| Brief |
Pick out every line of the material that contains the string "label", with matching case, and copy each one.

------ Dataset excerpts

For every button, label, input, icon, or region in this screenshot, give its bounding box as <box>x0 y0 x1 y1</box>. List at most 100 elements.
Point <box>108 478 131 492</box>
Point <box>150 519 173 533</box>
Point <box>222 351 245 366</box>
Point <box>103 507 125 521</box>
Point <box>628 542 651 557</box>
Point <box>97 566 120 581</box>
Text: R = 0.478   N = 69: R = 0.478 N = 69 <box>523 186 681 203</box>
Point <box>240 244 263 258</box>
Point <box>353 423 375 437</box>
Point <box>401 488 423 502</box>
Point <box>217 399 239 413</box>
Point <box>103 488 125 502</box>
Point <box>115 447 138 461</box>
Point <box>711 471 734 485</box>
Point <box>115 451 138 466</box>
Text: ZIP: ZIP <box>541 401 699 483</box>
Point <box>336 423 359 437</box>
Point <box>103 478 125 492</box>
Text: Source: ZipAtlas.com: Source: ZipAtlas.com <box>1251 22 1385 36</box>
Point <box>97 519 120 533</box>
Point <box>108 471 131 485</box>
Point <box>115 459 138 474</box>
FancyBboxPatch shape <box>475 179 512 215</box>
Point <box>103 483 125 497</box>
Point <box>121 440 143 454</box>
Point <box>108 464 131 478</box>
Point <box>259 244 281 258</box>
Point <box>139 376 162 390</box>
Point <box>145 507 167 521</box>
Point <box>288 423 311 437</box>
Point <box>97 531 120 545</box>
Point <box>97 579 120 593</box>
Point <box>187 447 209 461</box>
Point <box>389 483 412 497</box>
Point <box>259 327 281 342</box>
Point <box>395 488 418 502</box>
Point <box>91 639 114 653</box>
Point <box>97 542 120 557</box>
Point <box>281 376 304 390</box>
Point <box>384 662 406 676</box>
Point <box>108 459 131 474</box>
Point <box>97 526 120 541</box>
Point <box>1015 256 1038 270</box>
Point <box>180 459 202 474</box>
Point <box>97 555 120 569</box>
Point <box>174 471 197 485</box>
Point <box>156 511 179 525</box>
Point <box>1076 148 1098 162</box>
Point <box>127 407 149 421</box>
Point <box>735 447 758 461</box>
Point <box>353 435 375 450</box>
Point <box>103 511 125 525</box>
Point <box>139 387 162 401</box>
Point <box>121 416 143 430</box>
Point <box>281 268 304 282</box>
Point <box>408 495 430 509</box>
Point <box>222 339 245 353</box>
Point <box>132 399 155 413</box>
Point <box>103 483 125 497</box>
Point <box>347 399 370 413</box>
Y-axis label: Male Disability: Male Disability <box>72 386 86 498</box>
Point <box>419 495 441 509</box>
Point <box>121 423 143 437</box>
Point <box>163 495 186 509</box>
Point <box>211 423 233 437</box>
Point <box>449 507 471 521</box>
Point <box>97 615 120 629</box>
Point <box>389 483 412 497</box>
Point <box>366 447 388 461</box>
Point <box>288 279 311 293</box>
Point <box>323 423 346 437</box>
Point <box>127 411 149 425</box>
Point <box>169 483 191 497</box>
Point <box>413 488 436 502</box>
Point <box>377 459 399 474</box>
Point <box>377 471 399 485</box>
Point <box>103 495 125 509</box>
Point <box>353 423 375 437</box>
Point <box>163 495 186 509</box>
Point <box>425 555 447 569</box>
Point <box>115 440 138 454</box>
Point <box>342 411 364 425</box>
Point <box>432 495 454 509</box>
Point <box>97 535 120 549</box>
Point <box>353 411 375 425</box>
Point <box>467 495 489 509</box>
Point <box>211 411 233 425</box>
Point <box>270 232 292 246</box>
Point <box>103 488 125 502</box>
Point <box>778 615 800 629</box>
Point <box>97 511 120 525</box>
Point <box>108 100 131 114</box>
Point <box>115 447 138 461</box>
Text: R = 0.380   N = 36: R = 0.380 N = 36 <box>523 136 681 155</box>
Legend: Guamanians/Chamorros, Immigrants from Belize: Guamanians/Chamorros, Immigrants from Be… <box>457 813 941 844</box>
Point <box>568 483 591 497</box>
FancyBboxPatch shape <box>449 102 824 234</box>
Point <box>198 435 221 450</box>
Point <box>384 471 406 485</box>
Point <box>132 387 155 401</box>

------------

| Result below |
For every button, label, input, icon, or region in this screenshot, give its bounding box as <box>x0 y0 x1 y1</box>. List at most 100 elements.
Y-axis label: Male Disability: Male Disability <box>72 386 86 498</box>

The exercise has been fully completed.